##### INFORMATION GIVEN
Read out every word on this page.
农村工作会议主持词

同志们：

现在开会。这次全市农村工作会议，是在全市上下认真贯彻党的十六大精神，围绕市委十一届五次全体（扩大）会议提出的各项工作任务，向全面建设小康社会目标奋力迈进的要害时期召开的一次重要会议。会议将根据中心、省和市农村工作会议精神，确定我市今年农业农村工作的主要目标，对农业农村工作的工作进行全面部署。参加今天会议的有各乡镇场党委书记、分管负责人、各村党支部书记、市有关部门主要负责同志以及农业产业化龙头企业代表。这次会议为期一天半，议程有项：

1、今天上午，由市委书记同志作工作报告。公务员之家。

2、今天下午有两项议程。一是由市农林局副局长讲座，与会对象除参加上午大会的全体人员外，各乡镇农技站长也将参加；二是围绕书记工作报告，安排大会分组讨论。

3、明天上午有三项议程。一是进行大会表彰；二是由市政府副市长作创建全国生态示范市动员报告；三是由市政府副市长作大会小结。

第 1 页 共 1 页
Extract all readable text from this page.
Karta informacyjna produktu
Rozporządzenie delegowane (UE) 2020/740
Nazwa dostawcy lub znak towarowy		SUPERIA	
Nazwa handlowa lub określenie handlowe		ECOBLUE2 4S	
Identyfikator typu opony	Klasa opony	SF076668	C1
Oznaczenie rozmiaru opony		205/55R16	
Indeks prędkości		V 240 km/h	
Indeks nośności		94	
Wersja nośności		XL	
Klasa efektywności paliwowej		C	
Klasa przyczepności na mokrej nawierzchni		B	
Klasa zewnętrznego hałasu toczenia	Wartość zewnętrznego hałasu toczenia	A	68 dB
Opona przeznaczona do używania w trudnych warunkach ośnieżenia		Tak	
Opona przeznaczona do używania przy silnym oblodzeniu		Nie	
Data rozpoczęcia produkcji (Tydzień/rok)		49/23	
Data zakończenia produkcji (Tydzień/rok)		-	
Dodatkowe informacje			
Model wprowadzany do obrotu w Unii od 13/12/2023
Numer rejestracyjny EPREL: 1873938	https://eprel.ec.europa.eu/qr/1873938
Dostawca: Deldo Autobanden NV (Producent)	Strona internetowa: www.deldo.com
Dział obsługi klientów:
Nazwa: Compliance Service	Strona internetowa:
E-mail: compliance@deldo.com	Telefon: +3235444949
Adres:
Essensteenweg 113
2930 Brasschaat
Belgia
##########
YOUR TASK: Repeat every entry exactly, please.

EXERCISE RESULT:
Read out every word on this page.
农村工作会议主持词

同志们：

现在开会。这次全市农村工作会议，是在全市上下认真贯彻党的十六大精神，围绕市委十一届五次全体（扩大）会议提出的各项工作任务，向全面建设小康社会目标奋力迈进的要害时期召开的一次重要会议。会议将根据中心、省和市农村工作会议精神，确定我市今年农业农村工作的主要目标，对农业农村工作的工作进行全面部署。参加今天会议的有各乡镇场党委书记、分管负责人、各村党支部书记、市有关部门主要负责同志以及农业产业化龙头企业代表。这次会议为期一天半，议程有项：

1、今天上午，由市委书记同志作工作报告。公务员之家。

2、今天下午有两项议程。一是由市农林局副局长讲座，与会对象除参加上午大会的全体人员外，各乡镇农技站长也将参加；二是围绕书记工作报告，安排大会分组讨论。

3、明天上午有三项议程。一是进行大会表彰；二是由市政府副市长作创建全国生态示范市动员报告；三是由市政府副市长作大会小结。

第 1 页 共 1 页
Extract all readable text from this page.
Karta informacyjna produktu
Rozporządzenie delegowane (UE) 2020/740
Nazwa dostawcy lub znak towarowy		SUPERIA	
Nazwa handlowa lub określenie handlowe		ECOBLUE2 4S	
Identyfikator typu opony	Klasa opony	SF076668	C1
Oznaczenie rozmiaru opony		205/55R16	
Indeks prędkości		V 240 km/h	
Indeks nośności		94	
Wersja nośności		XL	
Klasa efektywności paliwowej		C	
Klasa przyczepności na mokrej nawierzchni		B	
Klasa zewnętrznego hałasu toczenia	Wartość zewnętrznego hałasu toczenia	A	68 dB
Opona przeznaczona do używania w trudnych warunkach ośnieżenia		Tak	
Opona przeznaczona do używania przy silnym oblodzeniu		Nie	
Data rozpoczęcia produkcji (Tydzień/rok)		49/23	
Data zakończenia produkcji (Tydzień/rok)		-	
Dodatkowe informacje			
Model wprowadzany do obrotu w Unii od 13/12/2023
Numer rejestracyjny EPREL: 1873938	https://eprel.ec.europa.eu/qr/1873938
Dostawca: Deldo Autobanden NV (Producent)	Strona internetowa: www.deldo.com
Dział obsługi klientów:
Nazwa: Compliance Service	Strona internetowa:
E-mail: compliance@deldo.com	Telefon: +3235444949
Adres:
Essensteenweg 113
2930 Brasschaat
Belgia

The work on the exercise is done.